__TEXT SHOWN__
+--

It was considered “best” for an Irish Catholic to marry another Irish Catholic, but marriage to a German Catholic was acceptable and a number of such marriages took place. William F. Buckley, Sr.'s marriage to the former Aloise Steiner joined him with a German Catholic family from the south. Horace Flanigan's son John, whose sister Peggy married Murray McDonnell, married Carlota Busch, of the long-prominent Anheuser-Busch brewing family in St. Louis, and Robert F. Kennedy married Ethel Skakel, German Catholic. Uncle Tom Murray might have been aghast when his niece Jeanne eloped and was married—not by a priest but by a justice of the peace—to a divorced Protestant. But he would have
not been much happier if she had married an Italian Catholic, because the Italians were not “good Catholics.”

When Uncle Tom Murray instructed his family never to receive Jeanne Murray after her marriage to Alfred Gwynne Vanderbilt, it was simply because, to him, no marriage existed. Jeanne might call herself “Mrs. Vanderbilt,” but she was in fact living in sin. When young Bob Cuddihy married a divorced woman out of the Church, his sister Mary Jane MacGuire, who loved him more than any of her brothers, tearfully told him over the telephone that she could not invite him to a large family Thanksgiving gathering at her house in Rye. What kind of an example would it set for her children if, by including him, she appeared to approve of his sinful relationship? Bob, who had a famous temper, did not lose it, but merely said quietly, “I understand.”

+--

__SUPPLIED MATERIAL__
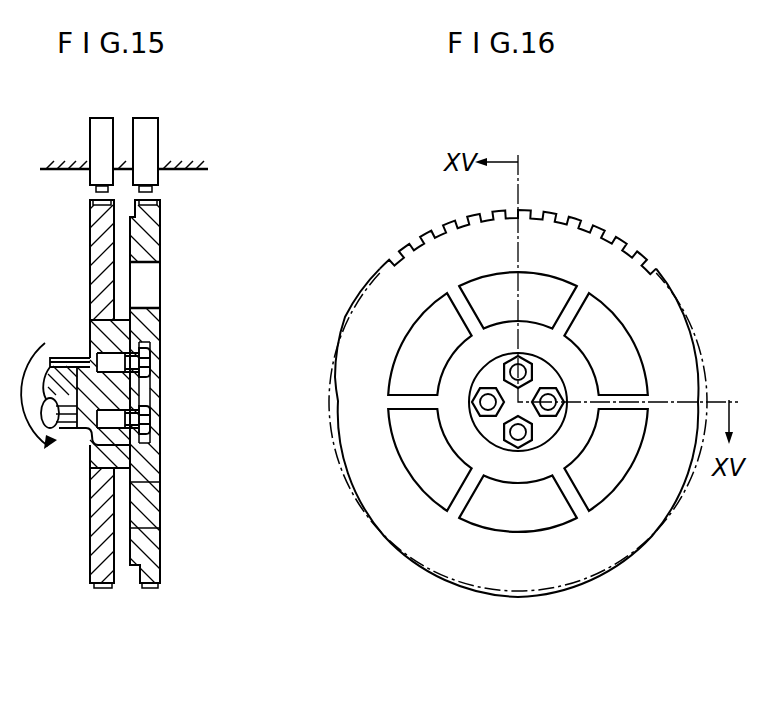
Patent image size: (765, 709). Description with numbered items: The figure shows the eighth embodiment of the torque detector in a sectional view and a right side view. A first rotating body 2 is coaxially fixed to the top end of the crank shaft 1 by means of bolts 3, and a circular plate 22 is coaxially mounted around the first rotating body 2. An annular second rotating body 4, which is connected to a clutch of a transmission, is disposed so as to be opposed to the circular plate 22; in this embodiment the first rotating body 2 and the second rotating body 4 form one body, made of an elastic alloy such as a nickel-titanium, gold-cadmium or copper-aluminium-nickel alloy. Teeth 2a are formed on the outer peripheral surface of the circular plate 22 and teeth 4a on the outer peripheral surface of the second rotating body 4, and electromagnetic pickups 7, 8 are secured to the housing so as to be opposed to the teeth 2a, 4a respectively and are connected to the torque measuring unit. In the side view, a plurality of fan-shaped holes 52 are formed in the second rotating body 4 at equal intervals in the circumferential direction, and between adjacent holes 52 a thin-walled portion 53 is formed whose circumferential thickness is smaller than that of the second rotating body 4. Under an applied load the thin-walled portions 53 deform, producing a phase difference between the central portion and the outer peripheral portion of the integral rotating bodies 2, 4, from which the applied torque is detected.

In FIG. 15, the crank shaft 1 is at (63, 435).
In FIG. 15, the first rotating body 2 is at (105, 334).
In FIG. 15, the teeth 2a is at (92, 200).
In FIG. 15, the bolts 3 is at (152, 418).
In FIG. 16, the bolts 3 is at (490, 402).
In FIG. 15, the second rotating body 4 is at (161, 550).
In FIG. 15, the teeth 4a is at (158, 200).
In FIG. 15, the electromagnetic pickup 7 is at (100, 130).
In FIG. 15, the electromagnetic pickup 8 is at (145, 140).
In FIG. 15, the circular plate 22 is at (92, 543).
In FIG. 15, the fan-shaped holes 52 is at (148, 283).
In FIG. 16, the fan-shaped holes 52 is at (555, 288).
In FIG. 16, the thin-walled portion 53 is at (407, 401).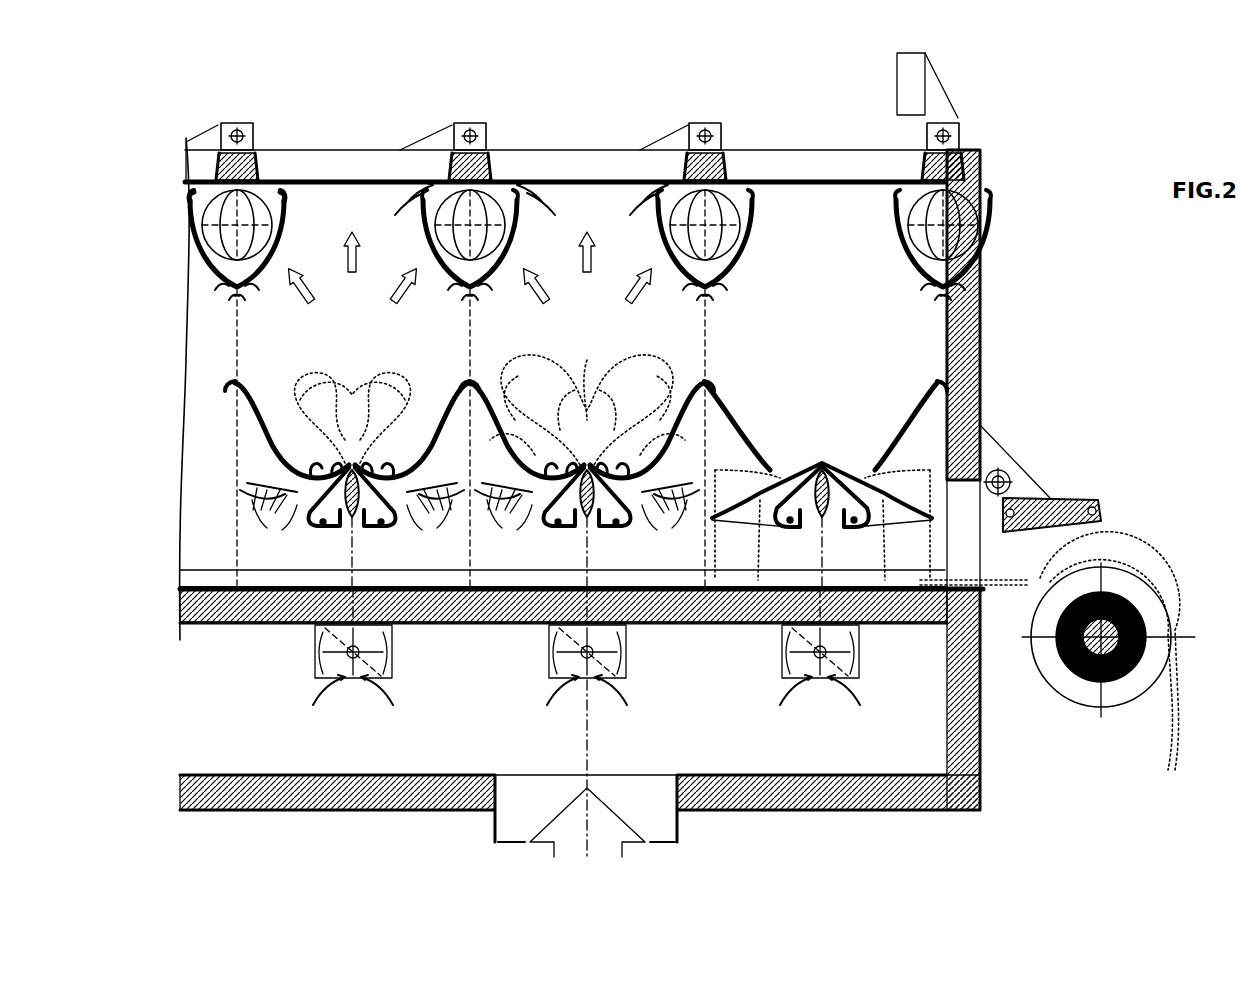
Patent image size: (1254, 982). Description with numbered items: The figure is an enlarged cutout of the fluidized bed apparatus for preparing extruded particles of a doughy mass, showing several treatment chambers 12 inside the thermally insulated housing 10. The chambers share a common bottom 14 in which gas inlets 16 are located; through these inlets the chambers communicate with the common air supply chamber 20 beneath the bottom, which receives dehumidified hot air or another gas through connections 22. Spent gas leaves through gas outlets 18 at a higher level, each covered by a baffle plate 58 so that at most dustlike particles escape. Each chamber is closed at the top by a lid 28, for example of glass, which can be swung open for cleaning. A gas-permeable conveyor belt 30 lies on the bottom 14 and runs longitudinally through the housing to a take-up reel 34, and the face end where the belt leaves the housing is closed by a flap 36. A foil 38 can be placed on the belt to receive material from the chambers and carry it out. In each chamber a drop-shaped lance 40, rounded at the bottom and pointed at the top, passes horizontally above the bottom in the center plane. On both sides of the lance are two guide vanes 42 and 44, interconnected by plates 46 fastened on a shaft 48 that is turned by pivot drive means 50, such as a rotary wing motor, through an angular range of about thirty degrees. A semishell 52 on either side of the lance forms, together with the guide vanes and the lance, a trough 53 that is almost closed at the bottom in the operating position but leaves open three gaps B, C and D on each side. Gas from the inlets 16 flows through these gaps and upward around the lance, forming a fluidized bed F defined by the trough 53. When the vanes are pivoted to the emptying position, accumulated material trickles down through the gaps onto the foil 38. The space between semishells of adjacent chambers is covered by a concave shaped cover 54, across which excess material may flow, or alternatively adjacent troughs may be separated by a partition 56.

+--

__TASK GOAL__
Continue the passage about Irish Catholic family attitudes toward marriage, starting immediately after its last sentence.

__TASK OUTPUT__
Because of the purity of their faith, the wealthy Irish Catholics saw no reason why they should not be accepted by the highest of high Protestant society, particularly when they had no intention of going so far as to marry into it. And such social institutions as the
Social Register
seem to have agreed with them. Early in their rise to affluence, the little black and red book began listing such New York families as the Murrays, McDonnells, Cuddihys, and Graces, and, in San Francisco, the Mackays, Fairs, and Floods (though the first San Francisco Flood had been a bartender, and his wife a chambermaid). At the same time, there are very few Italian names in the
Social Registers
of American cities, and even fewer Jewish ones. But this may be because the Jewish upper crust has tended to regard non-Jewish society as frivolous and self-indulgent. Not so the Irish Catholics.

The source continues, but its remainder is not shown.